- _DATASET RECORDS_:
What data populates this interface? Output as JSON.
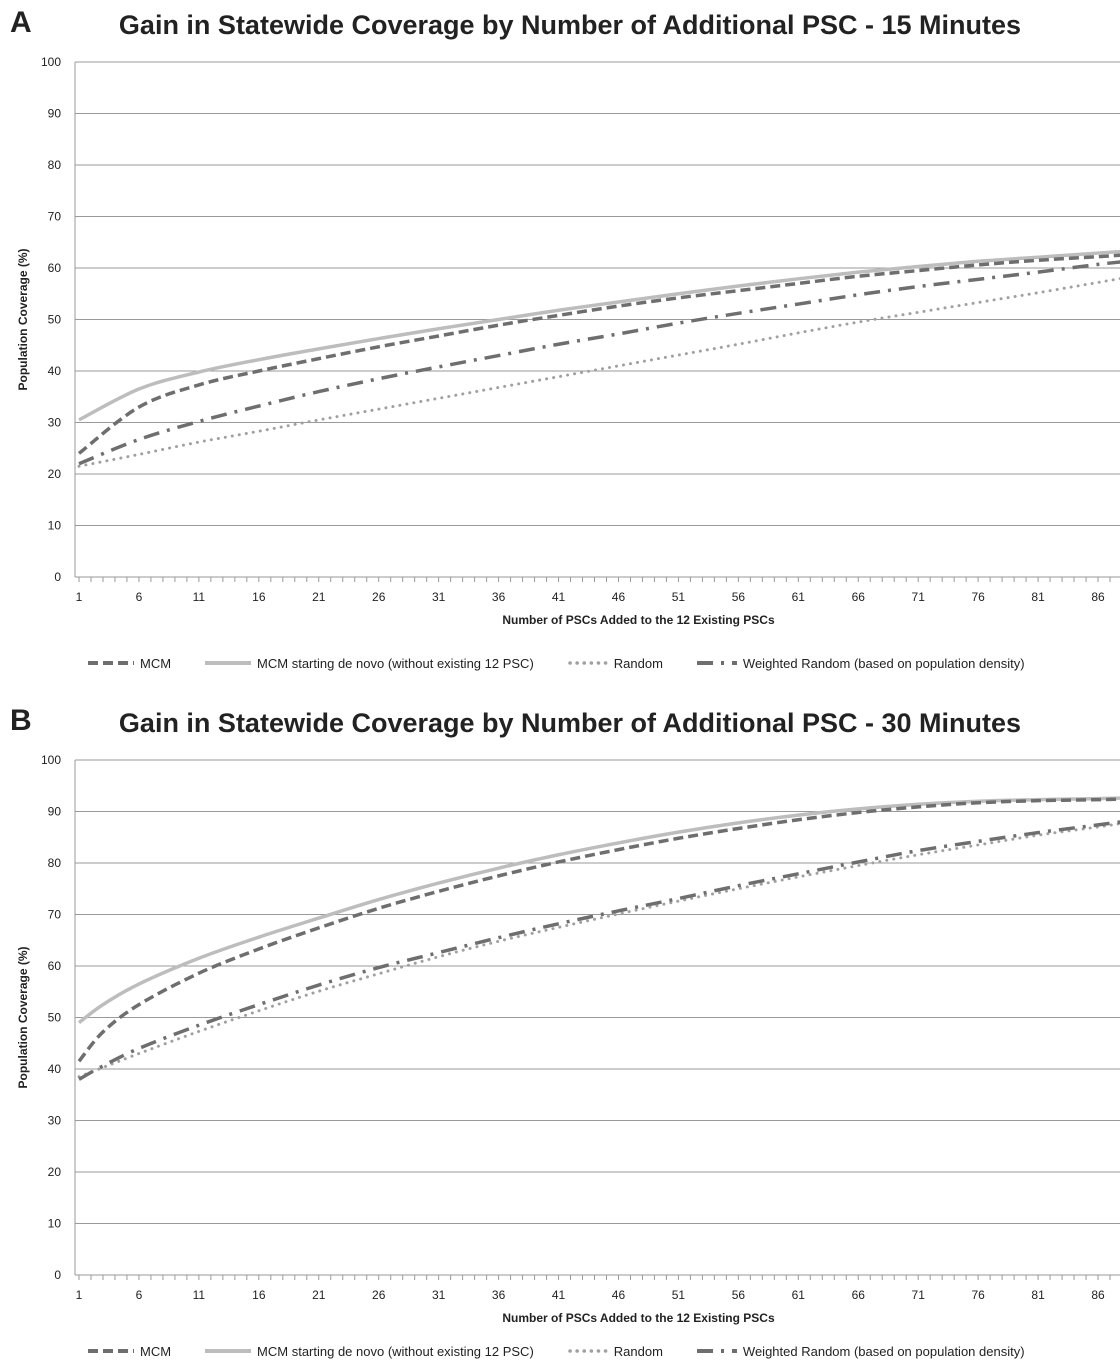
{
  "chart_data": [
    {
      "type": "line",
      "panel_label": "A",
      "title": "Gain in Statewide Coverage by Number of Additional PSC - 15 Minutes",
      "xlabel": "Number of PSCs Added to the 12 Existing PSCs",
      "ylabel": "Population Coverage (%)",
      "ylim": [
        0,
        100
      ],
      "yticks": [
        0,
        10,
        20,
        30,
        40,
        50,
        60,
        70,
        80,
        90,
        100
      ],
      "xlim": [
        1,
        88
      ],
      "xticks": [
        1,
        6,
        11,
        16,
        21,
        26,
        31,
        36,
        41,
        46,
        51,
        56,
        61,
        66,
        71,
        76,
        81,
        86
      ],
      "grid": true,
      "legend_position": "bottom",
      "x": [
        1,
        6,
        11,
        16,
        21,
        26,
        31,
        36,
        41,
        46,
        51,
        56,
        61,
        66,
        71,
        76,
        81,
        86,
        88
      ],
      "series": [
        {
          "name": "MCM",
          "style": "dash",
          "color": "#6e6e6e",
          "values": [
            24,
            33,
            37.3,
            40,
            42.4,
            44.7,
            46.8,
            48.9,
            50.8,
            52.6,
            54.2,
            55.6,
            57,
            58.4,
            59.5,
            60.6,
            61.5,
            62.2,
            62.5
          ]
        },
        {
          "name": "MCM starting de novo (without existing 12 PSC)",
          "style": "solid",
          "color": "#bdbdbd",
          "values": [
            30.5,
            36.5,
            39.8,
            42.2,
            44.3,
            46.3,
            48.2,
            50,
            51.8,
            53.4,
            55,
            56.5,
            57.9,
            59.2,
            60.3,
            61.3,
            62.1,
            62.9,
            63.2
          ]
        },
        {
          "name": "Random",
          "style": "dot",
          "color": "#a0a0a0",
          "values": [
            21.5,
            23.8,
            26.2,
            28.3,
            30.5,
            32.6,
            34.7,
            36.8,
            38.9,
            41,
            43.1,
            45.2,
            47.4,
            49.5,
            51.4,
            53.3,
            55.2,
            57.2,
            58
          ]
        },
        {
          "name": "Weighted Random (based on population density)",
          "style": "dashdot",
          "color": "#6e6e6e",
          "values": [
            22,
            26.7,
            30.2,
            33.2,
            36,
            38.5,
            40.8,
            43,
            45.2,
            47.2,
            49.3,
            51.2,
            53,
            54.8,
            56.4,
            57.8,
            59.2,
            60.7,
            61.2
          ]
        }
      ]
    },
    {
      "type": "line",
      "panel_label": "B",
      "title": "Gain in Statewide Coverage by Number of Additional PSC - 30 Minutes",
      "xlabel": "Number of PSCs Added to the 12 Existing PSCs",
      "ylabel": "Population Coverage (%)",
      "ylim": [
        0,
        100
      ],
      "yticks": [
        0,
        10,
        20,
        30,
        40,
        50,
        60,
        70,
        80,
        90,
        100
      ],
      "xlim": [
        1,
        88
      ],
      "xticks": [
        1,
        6,
        11,
        16,
        21,
        26,
        31,
        36,
        41,
        46,
        51,
        56,
        61,
        66,
        71,
        76,
        81,
        86
      ],
      "grid": true,
      "legend_position": "bottom",
      "x": [
        1,
        3,
        6,
        11,
        16,
        21,
        26,
        31,
        36,
        41,
        46,
        51,
        56,
        61,
        66,
        71,
        76,
        81,
        86,
        88
      ],
      "series": [
        {
          "name": "MCM",
          "style": "dash",
          "color": "#6e6e6e",
          "values": [
            41.5,
            47.2,
            52.5,
            58.6,
            63.3,
            67.4,
            71.2,
            74.5,
            77.5,
            80.2,
            82.6,
            84.8,
            86.7,
            88.4,
            89.8,
            90.9,
            91.7,
            92.1,
            92.3,
            92.4
          ]
        },
        {
          "name": "MCM starting de novo (without existing 12 PSC)",
          "style": "solid",
          "color": "#bdbdbd",
          "values": [
            49,
            52.5,
            56.5,
            61.5,
            65.6,
            69.3,
            72.9,
            76.1,
            79,
            81.6,
            83.9,
            86,
            87.8,
            89.3,
            90.5,
            91.4,
            92,
            92.3,
            92.5,
            92.6
          ]
        },
        {
          "name": "Random",
          "style": "dot",
          "color": "#a0a0a0",
          "values": [
            38.5,
            40.3,
            43,
            47.3,
            51.3,
            55.1,
            58.5,
            61.8,
            64.8,
            67.5,
            70.1,
            72.6,
            75,
            77.3,
            79.5,
            81.6,
            83.5,
            85.4,
            87,
            87.7
          ]
        },
        {
          "name": "Weighted Random (based on population density)",
          "style": "dashdot",
          "color": "#6e6e6e",
          "values": [
            38,
            40.6,
            44,
            48.5,
            52.5,
            56.3,
            59.7,
            62.6,
            65.5,
            68.2,
            70.7,
            73.1,
            75.6,
            77.9,
            80.2,
            82.4,
            84.2,
            85.9,
            87.4,
            88
          ]
        }
      ]
    }
  ]
}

- _TASK TO CARRY OUT_:
None of the pictures should appear; repeat the records exactly otherwise.

- _REPLY_:
What data populates this interface? Output as JSON.
{
  "chart_data": [
    {
      "type": "line",
      "panel_label": "A",
      "title": "Gain in Statewide Coverage by Number of Additional PSC - 15 Minutes",
      "xlabel": "Number of PSCs Added to the 12 Existing PSCs",
      "ylabel": "Population Coverage (%)",
      "ylim": [
        0,
        100
      ],
      "yticks": [
        0,
        10,
        20,
        30,
        40,
        50,
        60,
        70,
        80,
        90,
        100
      ],
      "xlim": [
        1,
        88
      ],
      "xticks": [
        1,
        6,
        11,
        16,
        21,
        26,
        31,
        36,
        41,
        46,
        51,
        56,
        61,
        66,
        71,
        76,
        81,
        86
      ],
      "grid": true,
      "legend_position": "bottom",
      "x": [
        1,
        6,
        11,
        16,
        21,
        26,
        31,
        36,
        41,
        46,
        51,
        56,
        61,
        66,
        71,
        76,
        81,
        86,
        88
      ],
      "series": [
        {
          "name": "MCM",
          "style": "dash",
          "color": "#6e6e6e",
          "values": [
            24,
            33,
            37.3,
            40,
            42.4,
            44.7,
            46.8,
            48.9,
            50.8,
            52.6,
            54.2,
            55.6,
            57,
            58.4,
            59.5,
            60.6,
            61.5,
            62.2,
            62.5
          ]
        },
        {
          "name": "MCM starting de novo (without existing 12 PSC)",
          "style": "solid",
          "color": "#bdbdbd",
          "values": [
            30.5,
            36.5,
            39.8,
            42.2,
            44.3,
            46.3,
            48.2,
            50,
            51.8,
            53.4,
            55,
            56.5,
            57.9,
            59.2,
            60.3,
            61.3,
            62.1,
            62.9,
            63.2
          ]
        },
        {
          "name": "Random",
          "style": "dot",
          "color": "#a0a0a0",
          "values": [
            21.5,
            23.8,
            26.2,
            28.3,
            30.5,
            32.6,
            34.7,
            36.8,
            38.9,
            41,
            43.1,
            45.2,
            47.4,
            49.5,
            51.4,
            53.3,
            55.2,
            57.2,
            58
          ]
        },
        {
          "name": "Weighted Random (based on population density)",
          "style": "dashdot",
          "color": "#6e6e6e",
          "values": [
            22,
            26.7,
            30.2,
            33.2,
            36,
            38.5,
            40.8,
            43,
            45.2,
            47.2,
            49.3,
            51.2,
            53,
            54.8,
            56.4,
            57.8,
            59.2,
            60.7,
            61.2
          ]
        }
      ]
    },
    {
      "type": "line",
      "panel_label": "B",
      "title": "Gain in Statewide Coverage by Number of Additional PSC - 30 Minutes",
      "xlabel": "Number of PSCs Added to the 12 Existing PSCs",
      "ylabel": "Population Coverage (%)",
      "ylim": [
        0,
        100
      ],
      "yticks": [
        0,
        10,
        20,
        30,
        40,
        50,
        60,
        70,
        80,
        90,
        100
      ],
      "xlim": [
        1,
        88
      ],
      "xticks": [
        1,
        6,
        11,
        16,
        21,
        26,
        31,
        36,
        41,
        46,
        51,
        56,
        61,
        66,
        71,
        76,
        81,
        86
      ],
      "grid": true,
      "legend_position": "bottom",
      "x": [
        1,
        3,
        6,
        11,
        16,
        21,
        26,
        31,
        36,
        41,
        46,
        51,
        56,
        61,
        66,
        71,
        76,
        81,
        86,
        88
      ],
      "series": [
        {
          "name": "MCM",
          "style": "dash",
          "color": "#6e6e6e",
          "values": [
            41.5,
            47.2,
            52.5,
            58.6,
            63.3,
            67.4,
            71.2,
            74.5,
            77.5,
            80.2,
            82.6,
            84.8,
            86.7,
            88.4,
            89.8,
            90.9,
            91.7,
            92.1,
            92.3,
            92.4
          ]
        },
        {
          "name": "MCM starting de novo (without existing 12 PSC)",
          "style": "solid",
          "color": "#bdbdbd",
          "values": [
            49,
            52.5,
            56.5,
            61.5,
            65.6,
            69.3,
            72.9,
            76.1,
            79,
            81.6,
            83.9,
            86,
            87.8,
            89.3,
            90.5,
            91.4,
            92,
            92.3,
            92.5,
            92.6
          ]
        },
        {
          "name": "Random",
          "style": "dot",
          "color": "#a0a0a0",
          "values": [
            38.5,
            40.3,
            43,
            47.3,
            51.3,
            55.1,
            58.5,
            61.8,
            64.8,
            67.5,
            70.1,
            72.6,
            75,
            77.3,
            79.5,
            81.6,
            83.5,
            85.4,
            87,
            87.7
          ]
        },
        {
          "name": "Weighted Random (based on population density)",
          "style": "dashdot",
          "color": "#6e6e6e",
          "values": [
            38,
            40.6,
            44,
            48.5,
            52.5,
            56.3,
            59.7,
            62.6,
            65.5,
            68.2,
            70.7,
            73.1,
            75.6,
            77.9,
            80.2,
            82.4,
            84.2,
            85.9,
            87.4,
            88
          ]
        }
      ]
    }
  ]
}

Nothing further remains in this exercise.